[begin Data lines]

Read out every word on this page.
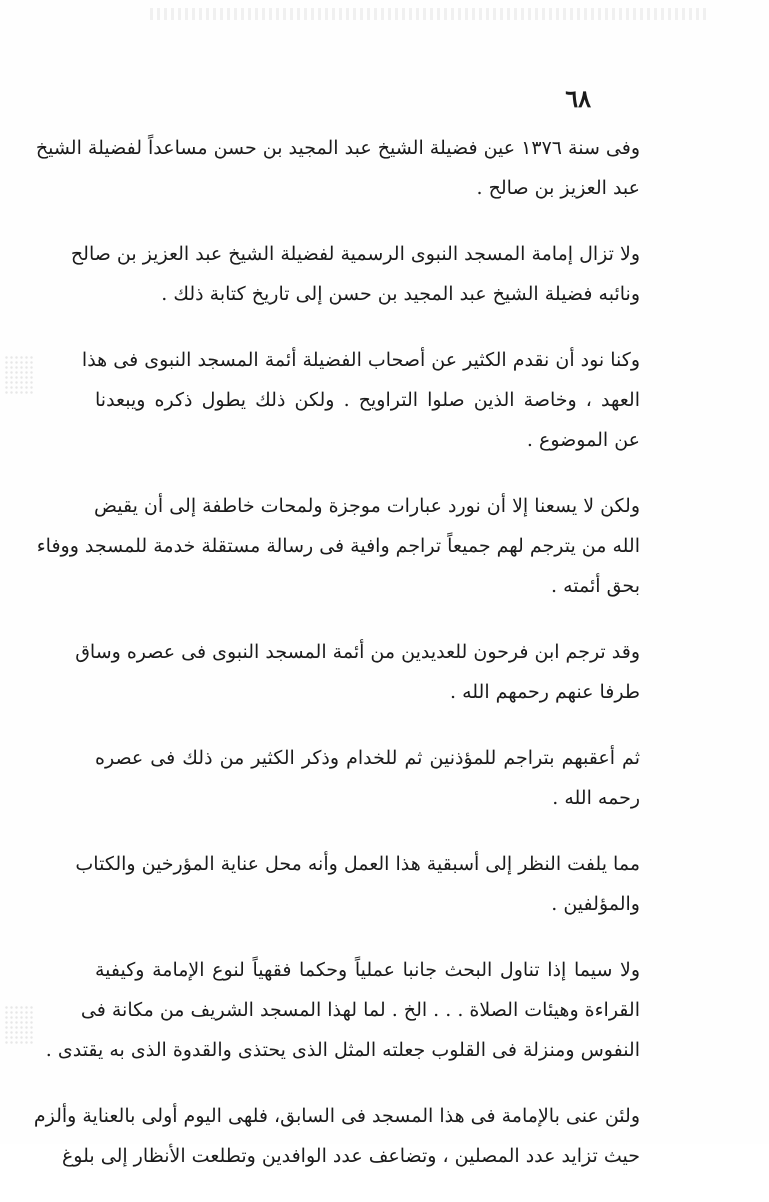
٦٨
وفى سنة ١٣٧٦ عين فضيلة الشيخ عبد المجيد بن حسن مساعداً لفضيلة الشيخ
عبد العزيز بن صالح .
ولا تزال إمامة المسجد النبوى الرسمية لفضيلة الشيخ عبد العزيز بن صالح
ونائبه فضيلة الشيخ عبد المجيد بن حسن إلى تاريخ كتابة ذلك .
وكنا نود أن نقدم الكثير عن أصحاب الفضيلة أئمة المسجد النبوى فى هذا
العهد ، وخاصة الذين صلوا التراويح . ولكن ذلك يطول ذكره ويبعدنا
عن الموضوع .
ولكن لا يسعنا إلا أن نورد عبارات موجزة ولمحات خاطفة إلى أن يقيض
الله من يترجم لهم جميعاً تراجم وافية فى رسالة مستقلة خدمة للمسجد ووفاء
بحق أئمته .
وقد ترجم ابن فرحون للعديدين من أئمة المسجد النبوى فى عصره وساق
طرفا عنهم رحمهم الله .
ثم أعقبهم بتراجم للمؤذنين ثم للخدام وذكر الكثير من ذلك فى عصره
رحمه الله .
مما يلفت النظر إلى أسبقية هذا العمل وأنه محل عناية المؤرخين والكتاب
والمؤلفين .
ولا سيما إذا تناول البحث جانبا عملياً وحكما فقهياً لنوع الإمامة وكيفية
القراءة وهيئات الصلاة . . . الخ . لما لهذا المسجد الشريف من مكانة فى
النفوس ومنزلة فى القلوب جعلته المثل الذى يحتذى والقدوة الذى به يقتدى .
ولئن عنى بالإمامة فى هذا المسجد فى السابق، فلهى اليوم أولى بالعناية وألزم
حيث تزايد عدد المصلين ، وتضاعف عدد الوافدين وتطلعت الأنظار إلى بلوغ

[end Data lines]

The task »
Omit every image. Quote each record exactly.

Answer for this exercise »
Read out every word on this page.
٦٨
وفى سنة ١٣٧٦ عين فضيلة الشيخ عبد المجيد بن حسن مساعداً لفضيلة الشيخ
عبد العزيز بن صالح .
ولا تزال إمامة المسجد النبوى الرسمية لفضيلة الشيخ عبد العزيز بن صالح
ونائبه فضيلة الشيخ عبد المجيد بن حسن إلى تاريخ كتابة ذلك .
وكنا نود أن نقدم الكثير عن أصحاب الفضيلة أئمة المسجد النبوى فى هذا
العهد ، وخاصة الذين صلوا التراويح . ولكن ذلك يطول ذكره ويبعدنا
عن الموضوع .
ولكن لا يسعنا إلا أن نورد عبارات موجزة ولمحات خاطفة إلى أن يقيض
الله من يترجم لهم جميعاً تراجم وافية فى رسالة مستقلة خدمة للمسجد ووفاء
بحق أئمته .
وقد ترجم ابن فرحون للعديدين من أئمة المسجد النبوى فى عصره وساق
طرفا عنهم رحمهم الله .
ثم أعقبهم بتراجم للمؤذنين ثم للخدام وذكر الكثير من ذلك فى عصره
رحمه الله .
مما يلفت النظر إلى أسبقية هذا العمل وأنه محل عناية المؤرخين والكتاب
والمؤلفين .
ولا سيما إذا تناول البحث جانبا عملياً وحكما فقهياً لنوع الإمامة وكيفية
القراءة وهيئات الصلاة . . . الخ . لما لهذا المسجد الشريف من مكانة فى
النفوس ومنزلة فى القلوب جعلته المثل الذى يحتذى والقدوة الذى به يقتدى .
ولئن عنى بالإمامة فى هذا المسجد فى السابق، فلهى اليوم أولى بالعناية وألزم
حيث تزايد عدد المصلين ، وتضاعف عدد الوافدين وتطلعت الأنظار إلى بلوغ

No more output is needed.